REQUIRED TASK: Reproduce each of the following records verbatim, line by line, with no changes.

MATERIAL TO PROCESS:
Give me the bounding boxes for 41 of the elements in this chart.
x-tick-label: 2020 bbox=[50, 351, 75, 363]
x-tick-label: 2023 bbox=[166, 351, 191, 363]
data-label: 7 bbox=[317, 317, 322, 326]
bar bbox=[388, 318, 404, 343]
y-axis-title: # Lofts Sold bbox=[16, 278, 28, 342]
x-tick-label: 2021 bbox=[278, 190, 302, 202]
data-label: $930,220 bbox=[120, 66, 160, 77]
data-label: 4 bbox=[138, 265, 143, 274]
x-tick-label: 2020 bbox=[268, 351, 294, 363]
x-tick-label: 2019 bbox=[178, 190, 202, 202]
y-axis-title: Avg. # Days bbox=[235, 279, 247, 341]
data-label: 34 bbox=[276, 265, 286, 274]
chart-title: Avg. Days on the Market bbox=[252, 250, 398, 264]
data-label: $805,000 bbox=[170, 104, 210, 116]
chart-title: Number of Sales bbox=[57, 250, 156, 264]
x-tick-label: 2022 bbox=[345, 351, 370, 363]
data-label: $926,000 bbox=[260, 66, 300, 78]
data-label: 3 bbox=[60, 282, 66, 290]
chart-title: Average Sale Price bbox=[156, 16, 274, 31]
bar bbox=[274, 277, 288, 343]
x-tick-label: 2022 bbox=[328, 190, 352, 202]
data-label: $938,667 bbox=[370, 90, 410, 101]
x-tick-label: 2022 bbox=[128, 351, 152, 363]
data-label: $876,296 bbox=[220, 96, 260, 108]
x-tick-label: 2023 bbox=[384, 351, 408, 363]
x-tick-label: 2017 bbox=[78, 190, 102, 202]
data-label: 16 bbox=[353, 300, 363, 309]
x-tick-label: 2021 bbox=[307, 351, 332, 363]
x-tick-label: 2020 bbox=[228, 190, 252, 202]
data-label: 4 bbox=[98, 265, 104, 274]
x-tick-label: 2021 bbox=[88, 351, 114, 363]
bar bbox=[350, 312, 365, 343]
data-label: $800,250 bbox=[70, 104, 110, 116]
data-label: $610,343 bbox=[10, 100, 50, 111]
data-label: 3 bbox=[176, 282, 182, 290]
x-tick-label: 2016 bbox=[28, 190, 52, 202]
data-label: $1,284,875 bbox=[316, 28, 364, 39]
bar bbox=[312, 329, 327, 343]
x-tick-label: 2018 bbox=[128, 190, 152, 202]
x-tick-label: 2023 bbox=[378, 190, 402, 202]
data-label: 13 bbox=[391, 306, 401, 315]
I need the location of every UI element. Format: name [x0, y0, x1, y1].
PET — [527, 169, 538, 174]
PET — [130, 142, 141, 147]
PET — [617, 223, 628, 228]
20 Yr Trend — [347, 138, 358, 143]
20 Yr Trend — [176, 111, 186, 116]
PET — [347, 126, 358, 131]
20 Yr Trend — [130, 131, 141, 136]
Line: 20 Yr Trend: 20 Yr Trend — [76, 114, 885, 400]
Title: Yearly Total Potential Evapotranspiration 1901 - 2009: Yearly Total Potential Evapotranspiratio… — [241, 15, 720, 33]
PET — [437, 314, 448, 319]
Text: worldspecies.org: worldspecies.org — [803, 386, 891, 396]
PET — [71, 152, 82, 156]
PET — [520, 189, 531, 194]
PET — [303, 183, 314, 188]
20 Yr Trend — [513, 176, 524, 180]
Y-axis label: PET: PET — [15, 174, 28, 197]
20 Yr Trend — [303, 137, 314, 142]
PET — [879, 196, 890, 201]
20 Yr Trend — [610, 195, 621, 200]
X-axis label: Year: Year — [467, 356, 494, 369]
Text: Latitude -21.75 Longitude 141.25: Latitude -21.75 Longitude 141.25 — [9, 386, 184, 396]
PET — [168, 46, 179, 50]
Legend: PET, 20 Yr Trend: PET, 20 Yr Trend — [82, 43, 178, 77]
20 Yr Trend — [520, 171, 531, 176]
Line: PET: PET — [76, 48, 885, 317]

RESPONSE TO THE TASK:
Give me the bounding boxes for 41 of the elements in this chart.
x-tick-label: 2020 bbox=[50, 351, 75, 363]
x-tick-label: 2023 bbox=[166, 351, 191, 363]
data-label: 7 bbox=[317, 317, 322, 326]
bar bbox=[388, 318, 404, 343]
y-axis-title: # Lofts Sold bbox=[16, 278, 28, 342]
x-tick-label: 2021 bbox=[278, 190, 302, 202]
data-label: $930,220 bbox=[120, 66, 160, 77]
data-label: 4 bbox=[138, 265, 143, 274]
x-tick-label: 2020 bbox=[268, 351, 294, 363]
x-tick-label: 2019 bbox=[178, 190, 202, 202]
y-axis-title: Avg. # Days bbox=[235, 279, 247, 341]
data-label: 34 bbox=[276, 265, 286, 274]
chart-title: Avg. Days on the Market bbox=[252, 250, 398, 264]
data-label: $805,000 bbox=[170, 104, 210, 116]
chart-title: Number of Sales bbox=[57, 250, 156, 264]
x-tick-label: 2022 bbox=[345, 351, 370, 363]
data-label: $926,000 bbox=[260, 66, 300, 78]
data-label: 3 bbox=[60, 282, 66, 290]
chart-title: Average Sale Price bbox=[156, 16, 274, 31]
bar bbox=[274, 277, 288, 343]
x-tick-label: 2022 bbox=[328, 190, 352, 202]
data-label: $938,667 bbox=[370, 90, 410, 101]
x-tick-label: 2022 bbox=[128, 351, 152, 363]
data-label: $876,296 bbox=[220, 96, 260, 108]
x-tick-label: 2023 bbox=[384, 351, 408, 363]
x-tick-label: 2017 bbox=[78, 190, 102, 202]
data-label: 16 bbox=[353, 300, 363, 309]
x-tick-label: 2021 bbox=[307, 351, 332, 363]
x-tick-label: 2020 bbox=[228, 190, 252, 202]
data-label: 4 bbox=[98, 265, 104, 274]
x-tick-label: 2021 bbox=[88, 351, 114, 363]
bar bbox=[350, 312, 365, 343]
data-label: $800,250 bbox=[70, 104, 110, 116]
data-label: $610,343 bbox=[10, 100, 50, 111]
data-label: 3 bbox=[176, 282, 182, 290]
x-tick-label: 2016 bbox=[28, 190, 52, 202]
data-label: $1,284,875 bbox=[316, 28, 364, 39]
bar bbox=[312, 329, 327, 343]
x-tick-label: 2018 bbox=[128, 190, 152, 202]
x-tick-label: 2023 bbox=[378, 190, 402, 202]
data-label: 13 bbox=[391, 306, 401, 315]
I need the location of every UI element. Format: name [x0, y0, x1, y1].
PET — [527, 169, 538, 174]
PET — [130, 142, 141, 147]
PET — [617, 223, 628, 228]
20 Yr Trend — [347, 138, 358, 143]
20 Yr Trend — [176, 111, 186, 116]
PET — [347, 126, 358, 131]
20 Yr Trend — [130, 131, 141, 136]
Line: 20 Yr Trend: 20 Yr Trend — [76, 114, 885, 400]
Title: Yearly Total Potential Evapotranspiration 1901 - 2009: Yearly Total Potential Evapotranspiratio… — [241, 15, 720, 33]
PET — [437, 314, 448, 319]
Text: worldspecies.org: worldspecies.org — [803, 386, 891, 396]
PET — [71, 152, 82, 156]
PET — [520, 189, 531, 194]
PET — [303, 183, 314, 188]
20 Yr Trend — [513, 176, 524, 180]
Y-axis label: PET: PET — [15, 174, 28, 197]
20 Yr Trend — [303, 137, 314, 142]
PET — [879, 196, 890, 201]
20 Yr Trend — [610, 195, 621, 200]
X-axis label: Year: Year — [467, 356, 494, 369]
Text: Latitude -21.75 Longitude 141.25: Latitude -21.75 Longitude 141.25 — [9, 386, 184, 396]
PET — [168, 46, 179, 50]
Legend: PET, 20 Yr Trend: PET, 20 Yr Trend — [82, 43, 178, 77]
20 Yr Trend — [520, 171, 531, 176]
Line: PET: PET — [76, 48, 885, 317]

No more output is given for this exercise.